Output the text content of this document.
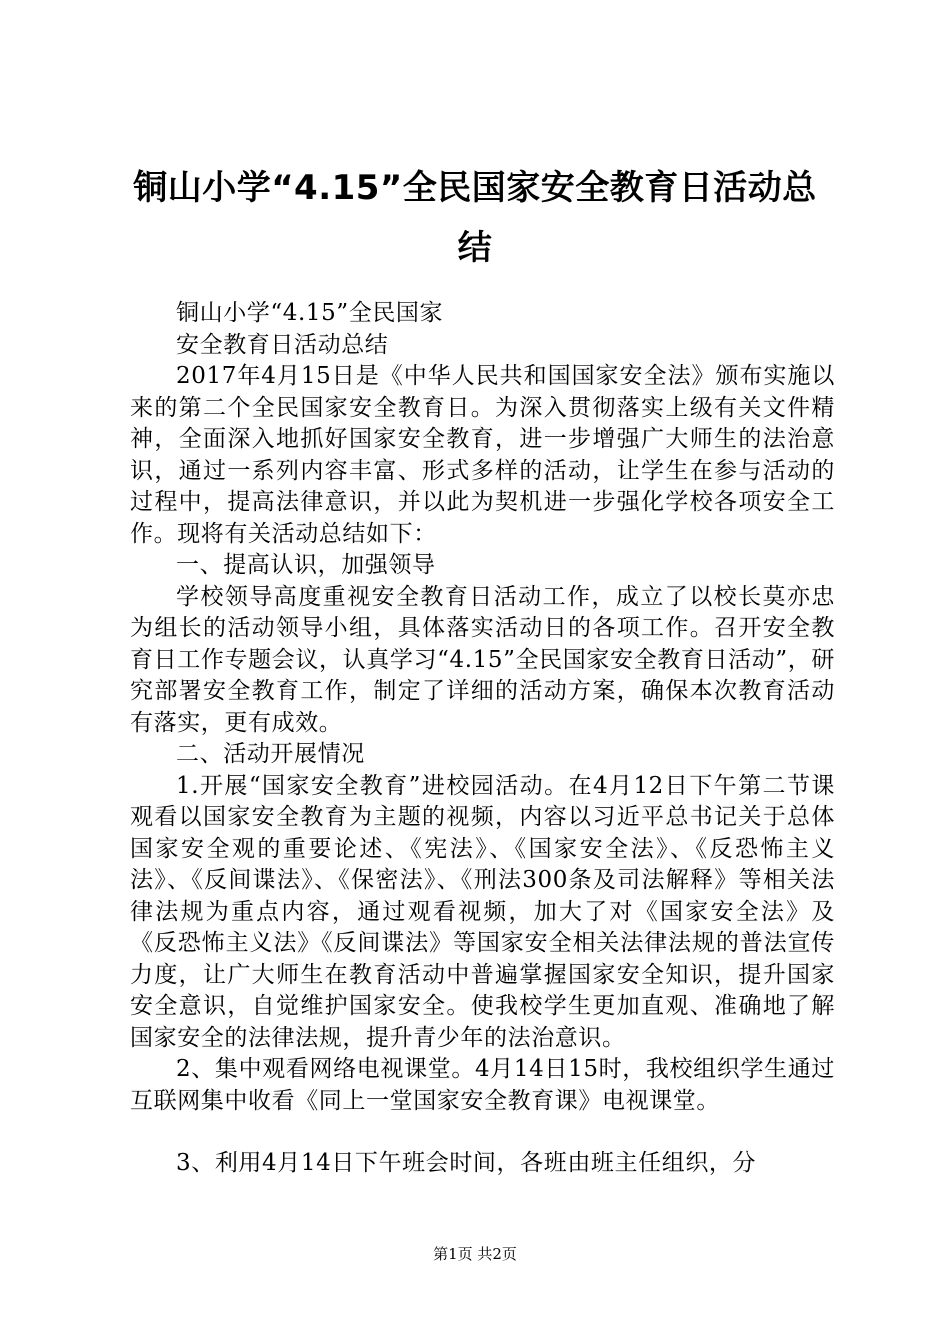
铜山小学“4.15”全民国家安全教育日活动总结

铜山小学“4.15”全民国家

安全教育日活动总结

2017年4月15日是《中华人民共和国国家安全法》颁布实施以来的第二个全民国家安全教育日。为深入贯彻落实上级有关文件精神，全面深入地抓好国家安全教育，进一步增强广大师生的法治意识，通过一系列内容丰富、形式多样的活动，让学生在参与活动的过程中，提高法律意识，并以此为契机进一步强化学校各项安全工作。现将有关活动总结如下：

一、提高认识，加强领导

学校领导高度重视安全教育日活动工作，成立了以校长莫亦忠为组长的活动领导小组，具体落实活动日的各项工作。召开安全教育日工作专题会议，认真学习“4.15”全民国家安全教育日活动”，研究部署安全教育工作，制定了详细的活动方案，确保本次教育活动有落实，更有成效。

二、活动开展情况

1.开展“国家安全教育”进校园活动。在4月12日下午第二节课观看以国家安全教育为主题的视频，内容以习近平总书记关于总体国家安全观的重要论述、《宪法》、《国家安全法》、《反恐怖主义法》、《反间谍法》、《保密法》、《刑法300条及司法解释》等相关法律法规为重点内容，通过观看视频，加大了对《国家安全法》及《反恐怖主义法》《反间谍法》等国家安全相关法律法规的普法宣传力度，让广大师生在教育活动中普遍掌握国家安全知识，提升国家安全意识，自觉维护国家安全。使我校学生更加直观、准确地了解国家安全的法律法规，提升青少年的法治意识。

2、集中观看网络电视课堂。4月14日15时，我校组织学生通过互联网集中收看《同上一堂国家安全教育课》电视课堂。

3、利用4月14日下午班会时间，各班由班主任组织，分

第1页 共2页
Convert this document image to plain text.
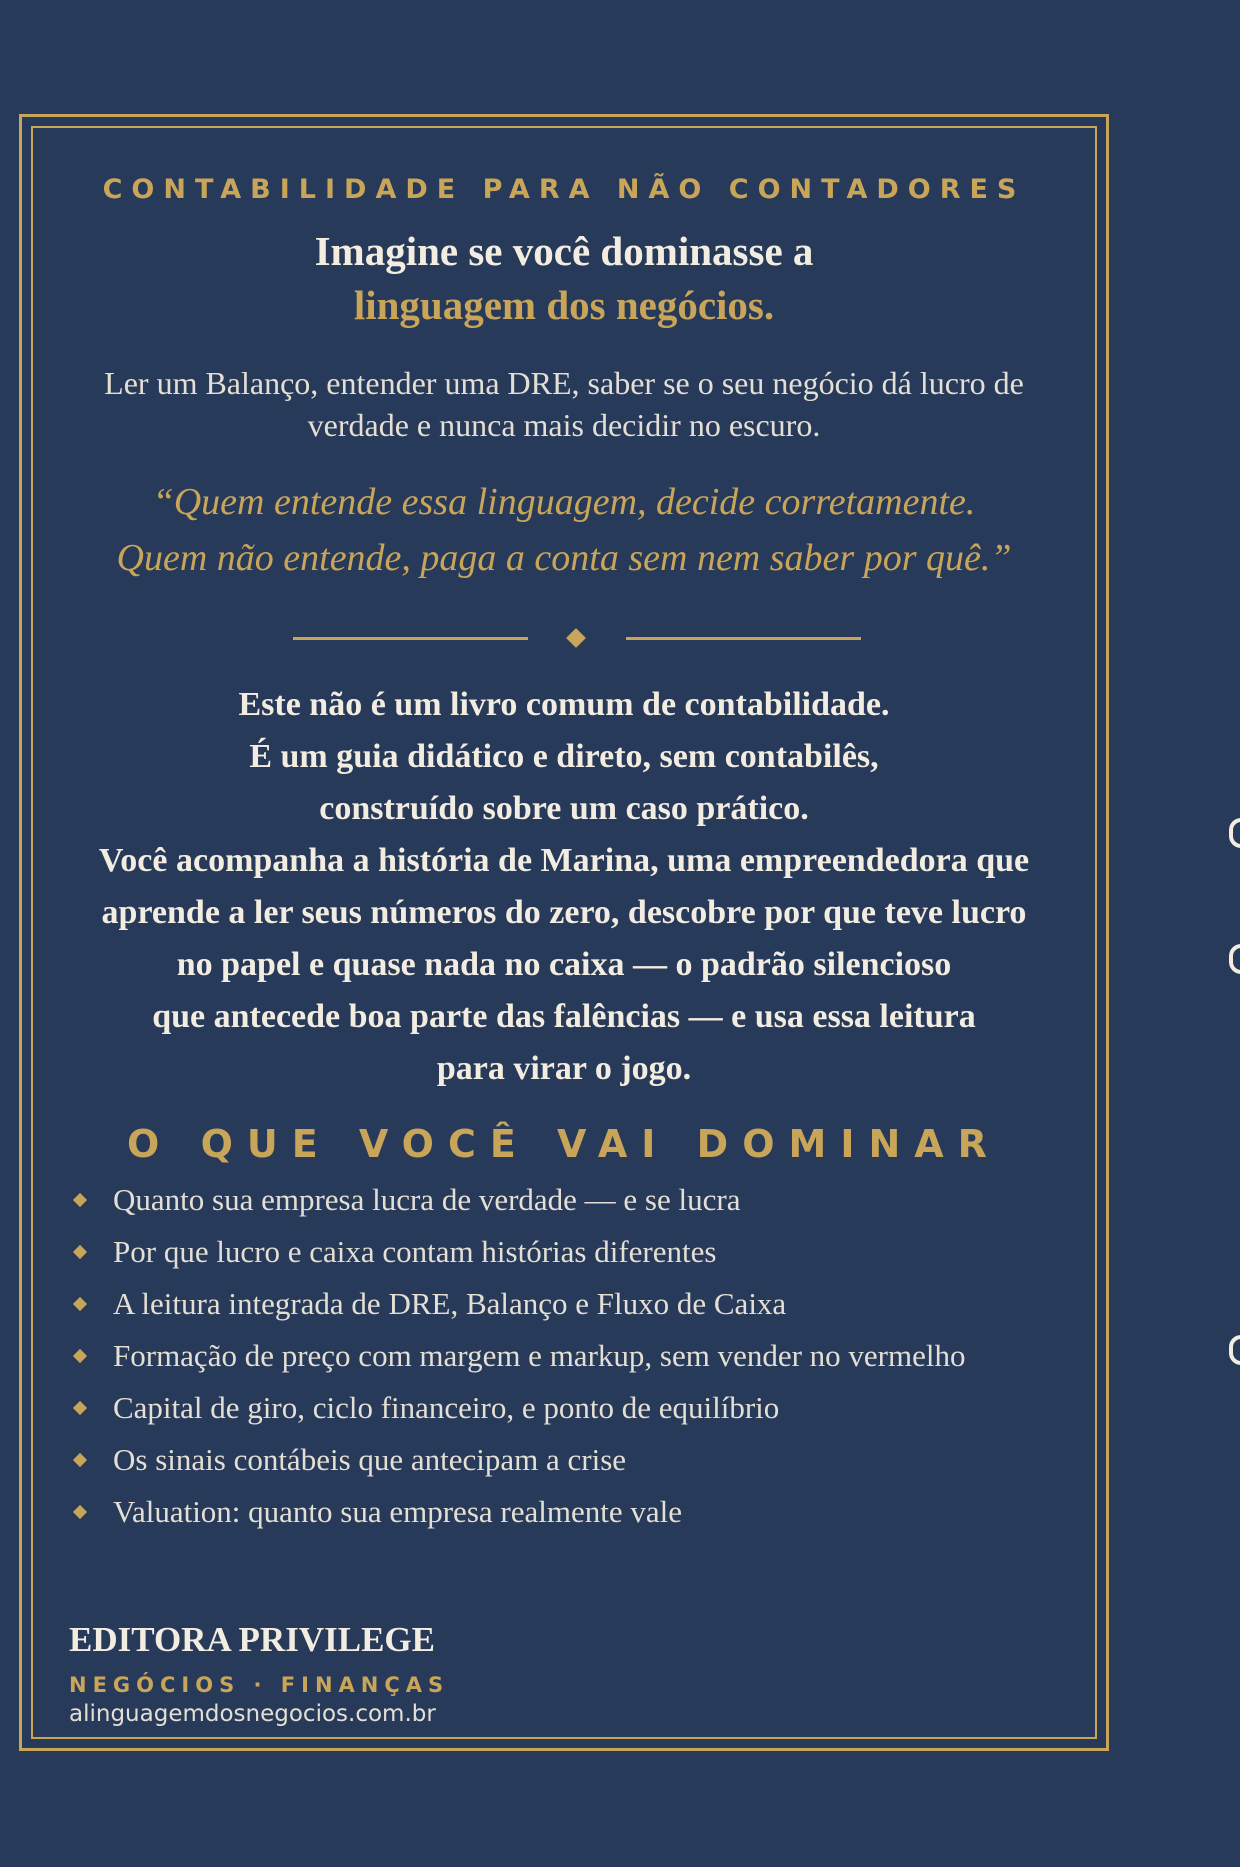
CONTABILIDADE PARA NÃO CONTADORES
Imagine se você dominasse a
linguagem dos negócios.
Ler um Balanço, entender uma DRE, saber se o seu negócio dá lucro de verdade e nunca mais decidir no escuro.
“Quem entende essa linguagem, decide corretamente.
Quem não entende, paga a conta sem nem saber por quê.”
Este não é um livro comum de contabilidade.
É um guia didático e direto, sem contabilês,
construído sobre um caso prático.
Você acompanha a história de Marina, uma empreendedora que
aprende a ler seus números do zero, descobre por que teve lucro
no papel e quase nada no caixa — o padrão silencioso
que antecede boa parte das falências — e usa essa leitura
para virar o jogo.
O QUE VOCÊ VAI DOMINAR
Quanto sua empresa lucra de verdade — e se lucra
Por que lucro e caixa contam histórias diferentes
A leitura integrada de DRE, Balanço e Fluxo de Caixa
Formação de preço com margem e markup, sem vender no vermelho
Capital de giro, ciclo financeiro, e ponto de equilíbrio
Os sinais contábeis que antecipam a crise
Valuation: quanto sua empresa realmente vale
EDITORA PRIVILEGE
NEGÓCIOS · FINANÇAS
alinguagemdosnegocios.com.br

---+---

Exercise details: Each entry gets copied exactly; the pictures stay out.

Answer for the task:
Output the text content of this document.
铜山小学“4.15”全民国家安全教育日活动总结

铜山小学“4.15”全民国家

安全教育日活动总结

2017年4月15日是《中华人民共和国国家安全法》颁布实施以来的第二个全民国家安全教育日。为深入贯彻落实上级有关文件精神，全面深入地抓好国家安全教育，进一步增强广大师生的法治意识，通过一系列内容丰富、形式多样的活动，让学生在参与活动的过程中，提高法律意识，并以此为契机进一步强化学校各项安全工作。现将有关活动总结如下：

一、提高认识，加强领导

学校领导高度重视安全教育日活动工作，成立了以校长莫亦忠为组长的活动领导小组，具体落实活动日的各项工作。召开安全教育日工作专题会议，认真学习“4.15”全民国家安全教育日活动”，研究部署安全教育工作，制定了详细的活动方案，确保本次教育活动有落实，更有成效。

二、活动开展情况

1.开展“国家安全教育”进校园活动。在4月12日下午第二节课观看以国家安全教育为主题的视频，内容以习近平总书记关于总体国家安全观的重要论述、《宪法》、《国家安全法》、《反恐怖主义法》、《反间谍法》、《保密法》、《刑法300条及司法解释》等相关法律法规为重点内容，通过观看视频，加大了对《国家安全法》及《反恐怖主义法》《反间谍法》等国家安全相关法律法规的普法宣传力度，让广大师生在教育活动中普遍掌握国家安全知识，提升国家安全意识，自觉维护国家安全。使我校学生更加直观、准确地了解国家安全的法律法规，提升青少年的法治意识。

2、集中观看网络电视课堂。4月14日15时，我校组织学生通过互联网集中收看《同上一堂国家安全教育课》电视课堂。

3、利用4月14日下午班会时间，各班由班主任组织，分

第1页 共2页
Convert this document image to plain text.
CONTABILIDADE PARA NÃO CONTADORES
Imagine se você dominasse a
linguagem dos negócios.
Ler um Balanço, entender uma DRE, saber se o seu negócio dá lucro de verdade e nunca mais decidir no escuro.
“Quem entende essa linguagem, decide corretamente.
Quem não entende, paga a conta sem nem saber por quê.”
Este não é um livro comum de contabilidade.
É um guia didático e direto, sem contabilês,
construído sobre um caso prático.
Você acompanha a história de Marina, uma empreendedora que
aprende a ler seus números do zero, descobre por que teve lucro
no papel e quase nada no caixa — o padrão silencioso
que antecede boa parte das falências — e usa essa leitura
para virar o jogo.
O QUE VOCÊ VAI DOMINAR
Quanto sua empresa lucra de verdade — e se lucra
Por que lucro e caixa contam histórias diferentes
A leitura integrada de DRE, Balanço e Fluxo de Caixa
Formação de preço com margem e markup, sem vender no vermelho
Capital de giro, ciclo financeiro, e ponto de equilíbrio
Os sinais contábeis que antecipam a crise
Valuation: quanto sua empresa realmente vale
EDITORA PRIVILEGE
NEGÓCIOS · FINANÇAS
alinguagemdosnegocios.com.br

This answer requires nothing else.